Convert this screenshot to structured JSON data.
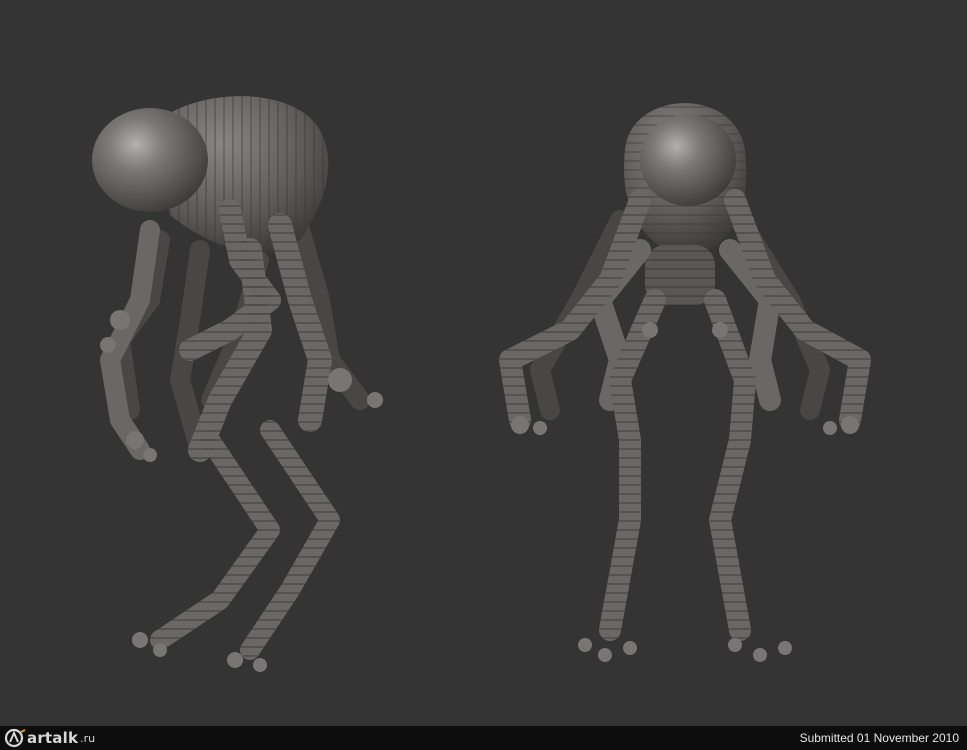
{
  "footer": {
    "logo": {
      "name": "artalk",
      "tld": ".ru"
    },
    "submitted_text": "Submitted 01 November 2010"
  },
  "scene": {
    "subject": "two views of a grey sculpted creature",
    "icons": [
      "artalk-logo-icon"
    ],
    "colors": {
      "background": "#343434",
      "footer": "#0d0d0d",
      "clay": "#6b6767",
      "clay_shadow": "#3e3b3b",
      "clay_highlight": "#a6a2a2",
      "text": "#e6e6e6"
    }
  }
}
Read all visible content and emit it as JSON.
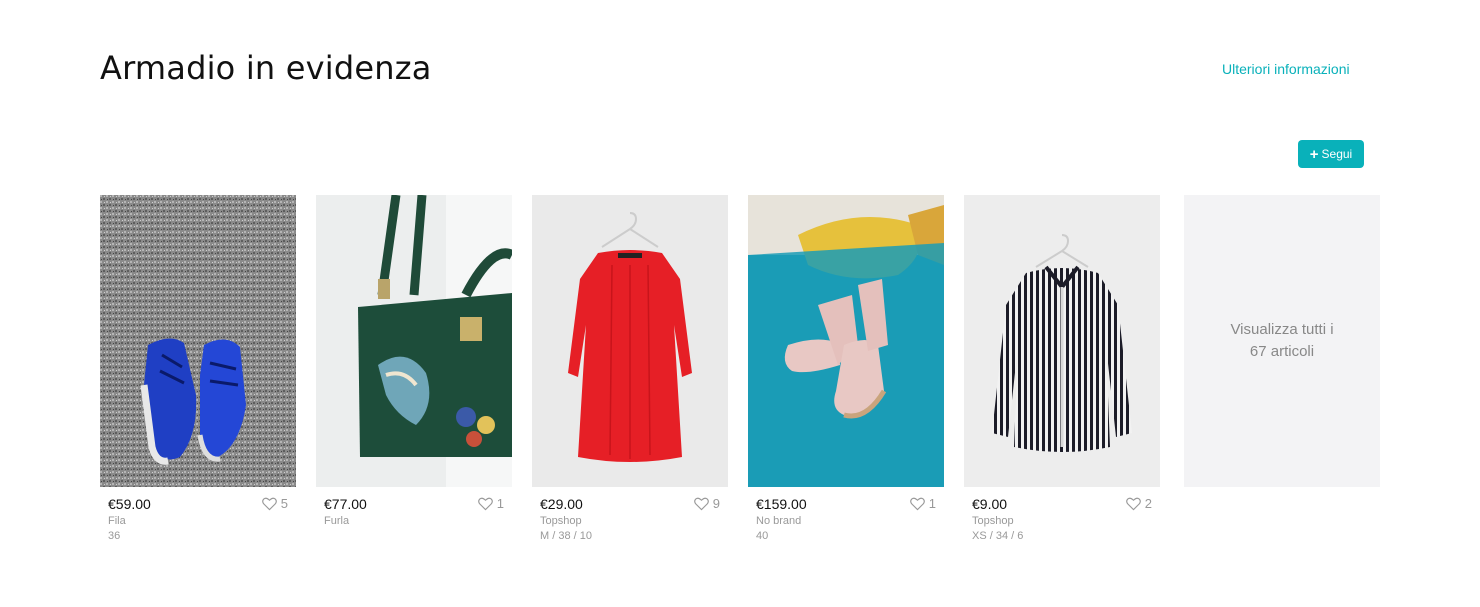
{
  "section": {
    "title": "Armadio in evidenza",
    "more_info_label": "Ulteriori informazioni",
    "follow_label": "Segui",
    "accent_color": "#09b1ba"
  },
  "items": [
    {
      "price": "€59.00",
      "likes": "5",
      "brand": "Fila",
      "size": "36",
      "photo": "blue sneakers on grey carpet"
    },
    {
      "price": "€77.00",
      "likes": "1",
      "brand": "Furla",
      "size": "",
      "photo": "green handbag with bird embroidery"
    },
    {
      "price": "€29.00",
      "likes": "9",
      "brand": "Topshop",
      "size": "M / 38 / 10",
      "photo": "red dress on hanger"
    },
    {
      "price": "€159.00",
      "likes": "1",
      "brand": "No brand",
      "size": "40",
      "photo": "pink boots on blue bedspread"
    },
    {
      "price": "€9.00",
      "likes": "2",
      "brand": "Topshop",
      "size": "XS / 34 / 6",
      "photo": "striped shirt on hanger"
    }
  ],
  "see_all": {
    "line1": "Visualizza tutti i",
    "line2": "67 articoli"
  }
}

*WHAT TO PRODUCE*.
Write out the listing above again, exactly, but with no pictures in the copy.

*OUTPUT OF THE EXERCISE*.
Convert this screenshot to structured JSON data.
{
  "footer": {
    "logo": {
      "name": "artalk",
      "tld": ".ru"
    },
    "submitted_text": "Submitted 01 November 2010"
  },
  "scene": {
    "subject": "two views of a grey sculpted creature",
    "icons": [
      "artalk-logo-icon"
    ],
    "colors": {
      "background": "#343434",
      "footer": "#0d0d0d",
      "clay": "#6b6767",
      "clay_shadow": "#3e3b3b",
      "clay_highlight": "#a6a2a2",
      "text": "#e6e6e6"
    }
  }
}
Read all visible content and emit it as JSON.
{
  "section": {
    "title": "Armadio in evidenza",
    "more_info_label": "Ulteriori informazioni",
    "follow_label": "Segui",
    "accent_color": "#09b1ba"
  },
  "items": [
    {
      "price": "€59.00",
      "likes": "5",
      "brand": "Fila",
      "size": "36",
      "photo": "blue sneakers on grey carpet"
    },
    {
      "price": "€77.00",
      "likes": "1",
      "brand": "Furla",
      "size": "",
      "photo": "green handbag with bird embroidery"
    },
    {
      "price": "€29.00",
      "likes": "9",
      "brand": "Topshop",
      "size": "M / 38 / 10",
      "photo": "red dress on hanger"
    },
    {
      "price": "€159.00",
      "likes": "1",
      "brand": "No brand",
      "size": "40",
      "photo": "pink boots on blue bedspread"
    },
    {
      "price": "€9.00",
      "likes": "2",
      "brand": "Topshop",
      "size": "XS / 34 / 6",
      "photo": "striped shirt on hanger"
    }
  ],
  "see_all": {
    "line1": "Visualizza tutti i",
    "line2": "67 articoli"
  }
}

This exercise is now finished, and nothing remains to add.